Tus tareas –
**a)** Reescribe el fragmento entre "Te quiero porque" y "haciendo como dormir.", ambos incluidos, y cambia "corridos" por "boleros".
**b)** Responde según el fragmento:
(i) ¿A qué autor lee ella?
(ii) ¿Qué obra de Suetonio se menciona?
(iii) ¿De qué color es el cabello de ella?

Te quiero porque te quiero dice una mexicana de voz de hombre y tan hembra. Los corridos se suceden. Aceves Mejía, Jorge Negrete, y el cielo rojo que creamos cerrando las persianas y haciendo como dormir.

La pasividad de las ventanas, mirar las hojas torcerse en el viento. Ella lee a José María Arguedas y yo una biografía de los césares, de Suetonio. Sol y luna se confunden. El tiempo se difumina. La neblina de vivir tranquilos cubre hasta la cama del piso, azul, casi como si hubiesen extendido una frazada para recostarse allí. Ahora ella está pronta a partir. Nostalgia con León Gieco. Por su pueblo de niña, por este momento. Al fondo, como Velázquez en Las Meninas, mis hijas se adormilan. El cabello de Emily brilla bajo la luz indirecta del dormitorio. Ella, de la que hablaba antes, se levanta y su cabello negro se sitúa casi a la altura de los anteojos de Emma Goldman, en amarillo y azul, en la pared.

Material extraído –
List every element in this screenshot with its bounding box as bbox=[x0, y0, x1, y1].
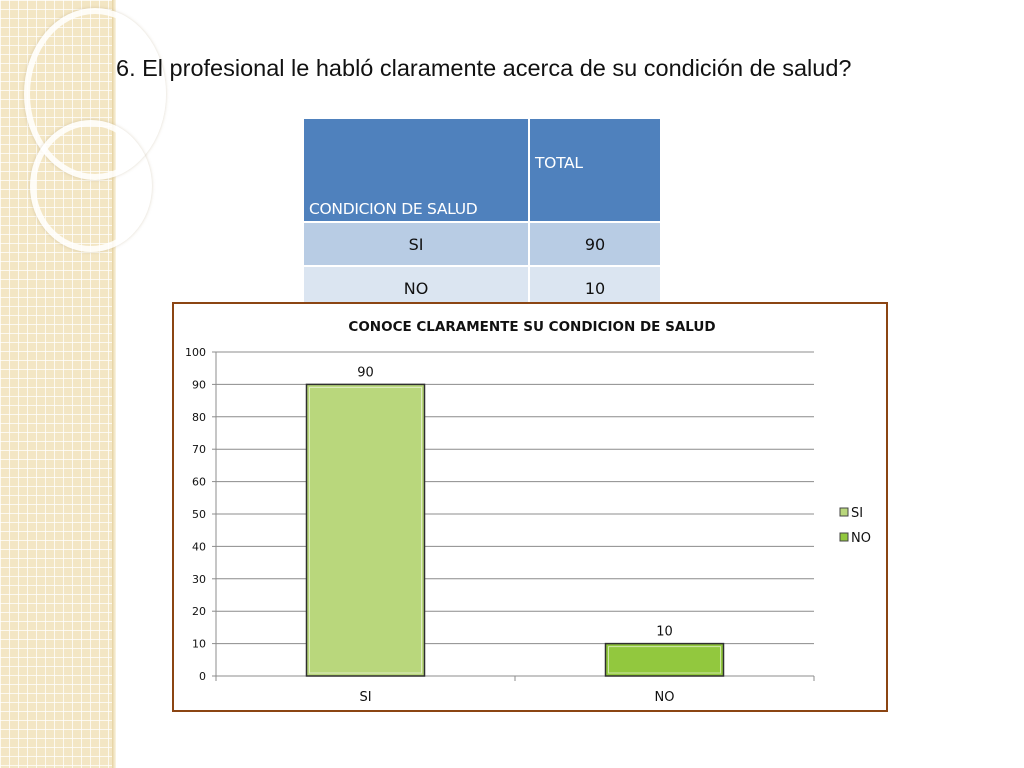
---
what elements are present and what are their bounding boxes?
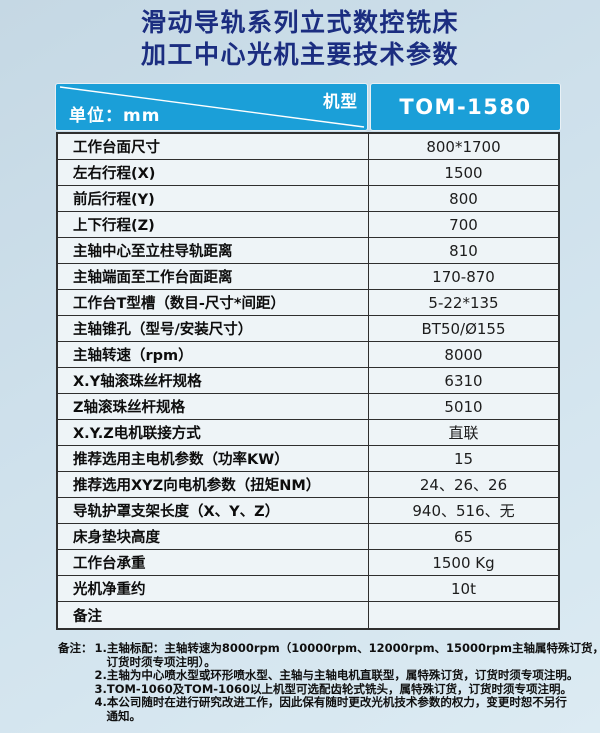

Respuestas –
**a)**
Te quiero porque te quiero dice una mexicana de voz de hombre y tan hembra. Los boleros se suceden. Aceves Mejía, Jorge Negrete, y el cielo rojo que creamos cerrando las persianas y haciendo como dormir.

**b)**
(i) A José María Arguedas.
(ii) Una biografía de los césares.
(iii) Negro.